Items listed in a dataset:
====

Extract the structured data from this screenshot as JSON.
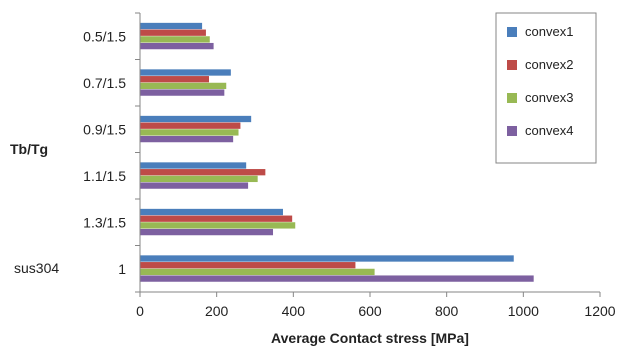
{
  "chart_data": {
    "type": "bar",
    "orientation": "horizontal",
    "xlabel": "Average Contact stress [MPa]",
    "ylabel": "Tb/Tg",
    "group_label": "sus304",
    "categories": [
      "0.5/1.5",
      "0.7/1.5",
      "0.9/1.5",
      "1.1/1.5",
      "1.3/1.5",
      "1"
    ],
    "series": [
      {
        "name": "convex1",
        "color": "#4a7ebb",
        "values": [
          162,
          237,
          290,
          277,
          373,
          975
        ]
      },
      {
        "name": "convex2",
        "color": "#be4b48",
        "values": [
          172,
          180,
          262,
          327,
          397,
          562
        ]
      },
      {
        "name": "convex3",
        "color": "#98b954",
        "values": [
          182,
          225,
          257,
          307,
          405,
          612
        ]
      },
      {
        "name": "convex4",
        "color": "#7d60a0",
        "values": [
          192,
          220,
          243,
          282,
          347,
          1027
        ]
      }
    ],
    "xlim": [
      0,
      1200
    ],
    "xticks": [
      0,
      200,
      400,
      600,
      800,
      1000,
      1200
    ],
    "grid": false,
    "legend_position": "top-right"
  }
}
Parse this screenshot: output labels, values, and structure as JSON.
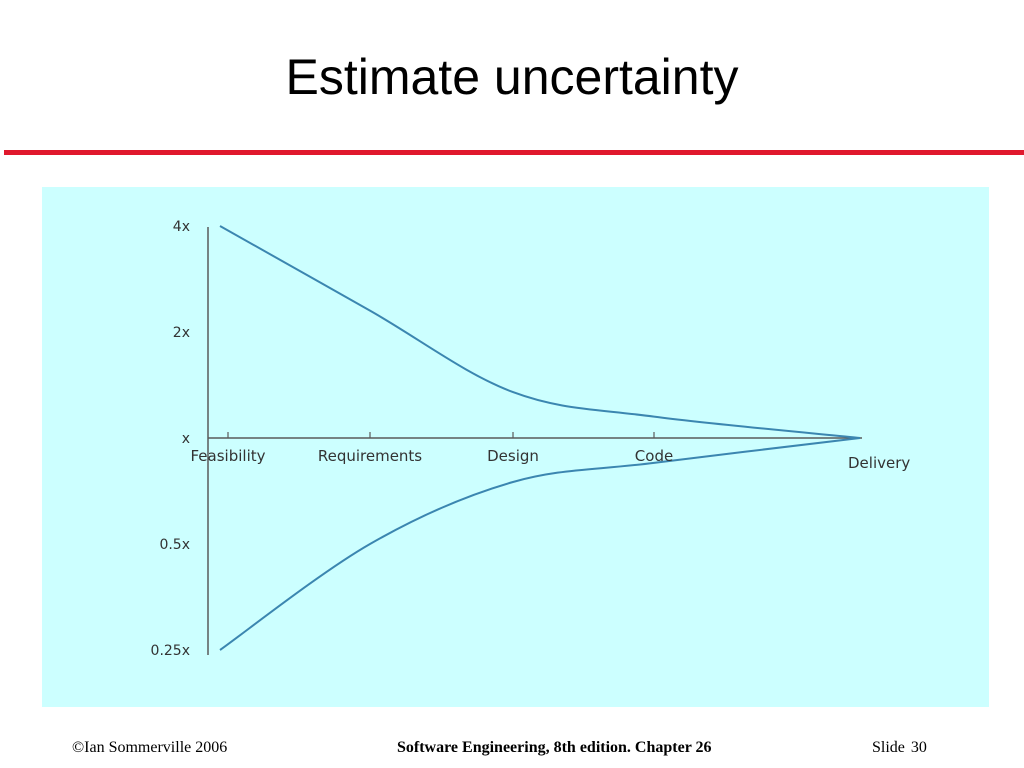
{
  "slide": {
    "title": "Estimate uncertainty"
  },
  "colors": {
    "title_rule": "#e0182d",
    "panel_background": "#ccffff",
    "curve": "#3b86b0",
    "axis": "#5a5a5a"
  },
  "chart_data": {
    "type": "line",
    "title": "",
    "xlabel": "",
    "ylabel": "",
    "y_scale": "log",
    "yticks": [
      {
        "value": 4,
        "label": "4x"
      },
      {
        "value": 2,
        "label": "2x"
      },
      {
        "value": 1,
        "label": "x"
      },
      {
        "value": 0.5,
        "label": "0.5x"
      },
      {
        "value": 0.25,
        "label": "0.25x"
      }
    ],
    "categories": [
      "Feasibility",
      "Requirements",
      "Design",
      "Code",
      "Delivery"
    ],
    "series": [
      {
        "role": "upper-bound",
        "values": [
          4,
          2.3,
          1.35,
          1.15,
          1
        ]
      },
      {
        "role": "lower-bound",
        "values": [
          0.25,
          0.5,
          0.75,
          0.85,
          1
        ]
      }
    ]
  },
  "footer": {
    "copyright": "©Ian Sommerville 2006",
    "book": "Software Engineering, 8th edition. Chapter 26",
    "slide_label": "Slide",
    "slide_number": "30"
  }
}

====

DIRECTIVE:
In this exercise, set down all of the data exactly, without the pictures.

TASK OUTPUT:
Extract the structured data from this screenshot as JSON.
{
  "chart_data": {
    "type": "bar",
    "orientation": "horizontal",
    "xlabel": "Average Contact stress [MPa]",
    "ylabel": "Tb/Tg",
    "group_label": "sus304",
    "categories": [
      "0.5/1.5",
      "0.7/1.5",
      "0.9/1.5",
      "1.1/1.5",
      "1.3/1.5",
      "1"
    ],
    "series": [
      {
        "name": "convex1",
        "color": "#4a7ebb",
        "values": [
          162,
          237,
          290,
          277,
          373,
          975
        ]
      },
      {
        "name": "convex2",
        "color": "#be4b48",
        "values": [
          172,
          180,
          262,
          327,
          397,
          562
        ]
      },
      {
        "name": "convex3",
        "color": "#98b954",
        "values": [
          182,
          225,
          257,
          307,
          405,
          612
        ]
      },
      {
        "name": "convex4",
        "color": "#7d60a0",
        "values": [
          192,
          220,
          243,
          282,
          347,
          1027
        ]
      }
    ],
    "xlim": [
      0,
      1200
    ],
    "xticks": [
      0,
      200,
      400,
      600,
      800,
      1000,
      1200
    ],
    "grid": false,
    "legend_position": "top-right"
  }
}
Parse this screenshot: output labels, values, and structure as JSON.
{
  "slide": {
    "title": "Estimate uncertainty"
  },
  "colors": {
    "title_rule": "#e0182d",
    "panel_background": "#ccffff",
    "curve": "#3b86b0",
    "axis": "#5a5a5a"
  },
  "chart_data": {
    "type": "line",
    "title": "",
    "xlabel": "",
    "ylabel": "",
    "y_scale": "log",
    "yticks": [
      {
        "value": 4,
        "label": "4x"
      },
      {
        "value": 2,
        "label": "2x"
      },
      {
        "value": 1,
        "label": "x"
      },
      {
        "value": 0.5,
        "label": "0.5x"
      },
      {
        "value": 0.25,
        "label": "0.25x"
      }
    ],
    "categories": [
      "Feasibility",
      "Requirements",
      "Design",
      "Code",
      "Delivery"
    ],
    "series": [
      {
        "role": "upper-bound",
        "values": [
          4,
          2.3,
          1.35,
          1.15,
          1
        ]
      },
      {
        "role": "lower-bound",
        "values": [
          0.25,
          0.5,
          0.75,
          0.85,
          1
        ]
      }
    ]
  },
  "footer": {
    "copyright": "©Ian Sommerville 2006",
    "book": "Software Engineering, 8th edition. Chapter 26",
    "slide_label": "Slide",
    "slide_number": "30"
  }
}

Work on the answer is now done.